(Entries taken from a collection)
________

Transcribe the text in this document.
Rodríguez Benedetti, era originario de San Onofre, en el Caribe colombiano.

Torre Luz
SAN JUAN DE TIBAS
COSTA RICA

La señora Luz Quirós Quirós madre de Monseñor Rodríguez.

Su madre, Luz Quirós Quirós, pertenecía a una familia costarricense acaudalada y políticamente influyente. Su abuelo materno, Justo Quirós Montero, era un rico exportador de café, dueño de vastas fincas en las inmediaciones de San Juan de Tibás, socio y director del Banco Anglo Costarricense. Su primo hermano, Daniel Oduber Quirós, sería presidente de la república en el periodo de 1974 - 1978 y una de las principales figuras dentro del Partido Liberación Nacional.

________

## JOB
Transcribe each record exactly. Leave nothing out.

## ANSWER TO THIS PROBLEM
Transcribe the text in this document.
Rodríguez Benedetti, era originario de San Onofre, en el Caribe colombiano.

Torre Luz
SAN JUAN DE TIBAS
COSTA RICA

La señora Luz Quirós Quirós madre de Monseñor Rodríguez.

Su madre, Luz Quirós Quirós, pertenecía a una familia costarricense acaudalada y políticamente influyente. Su abuelo materno, Justo Quirós Montero, era un rico exportador de café, dueño de vastas fincas en las inmediaciones de San Juan de Tibás, socio y director del Banco Anglo Costarricense. Su primo hermano, Daniel Oduber Quirós, sería presidente de la república en el periodo de 1974 - 1978 y una de las principales figuras dentro del Partido Liberación Nacional.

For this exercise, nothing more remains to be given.